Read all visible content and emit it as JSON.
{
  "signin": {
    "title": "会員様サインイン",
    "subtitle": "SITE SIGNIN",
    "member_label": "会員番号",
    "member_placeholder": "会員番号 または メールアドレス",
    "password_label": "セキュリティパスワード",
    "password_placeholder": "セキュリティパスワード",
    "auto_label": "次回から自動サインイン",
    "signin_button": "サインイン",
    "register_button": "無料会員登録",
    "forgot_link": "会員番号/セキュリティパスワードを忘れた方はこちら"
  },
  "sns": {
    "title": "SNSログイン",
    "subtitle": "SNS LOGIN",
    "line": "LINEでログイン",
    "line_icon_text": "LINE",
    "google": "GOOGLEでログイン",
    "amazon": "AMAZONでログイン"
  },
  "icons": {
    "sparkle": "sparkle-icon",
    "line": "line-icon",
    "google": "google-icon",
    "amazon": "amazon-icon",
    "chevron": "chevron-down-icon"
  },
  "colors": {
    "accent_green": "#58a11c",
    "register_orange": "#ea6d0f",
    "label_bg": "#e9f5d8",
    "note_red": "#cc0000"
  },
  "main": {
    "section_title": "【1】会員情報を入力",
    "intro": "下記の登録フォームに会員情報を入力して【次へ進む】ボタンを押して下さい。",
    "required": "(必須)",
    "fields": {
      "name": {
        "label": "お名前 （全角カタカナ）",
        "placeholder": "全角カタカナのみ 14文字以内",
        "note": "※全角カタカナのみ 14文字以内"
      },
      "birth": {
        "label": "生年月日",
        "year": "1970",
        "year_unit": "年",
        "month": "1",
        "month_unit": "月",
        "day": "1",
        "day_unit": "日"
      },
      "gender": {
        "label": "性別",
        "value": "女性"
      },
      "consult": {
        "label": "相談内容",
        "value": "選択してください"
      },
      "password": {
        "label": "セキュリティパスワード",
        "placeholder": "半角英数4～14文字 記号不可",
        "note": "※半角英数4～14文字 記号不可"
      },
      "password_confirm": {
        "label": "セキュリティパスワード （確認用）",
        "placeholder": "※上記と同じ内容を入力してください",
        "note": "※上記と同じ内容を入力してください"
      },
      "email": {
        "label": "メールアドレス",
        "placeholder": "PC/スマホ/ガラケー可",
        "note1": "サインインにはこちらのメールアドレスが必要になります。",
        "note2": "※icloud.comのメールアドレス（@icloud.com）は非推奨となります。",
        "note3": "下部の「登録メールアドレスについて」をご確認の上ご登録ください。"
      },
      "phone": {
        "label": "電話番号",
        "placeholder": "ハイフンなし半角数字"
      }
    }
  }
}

-------------------------

AIM OF THE TASK -
Copy out each line of the listing that holds "subtitle".

WRITTEN ANSWER -
    "subtitle": "SITE SIGNIN",
    "subtitle": "SNS LOGIN",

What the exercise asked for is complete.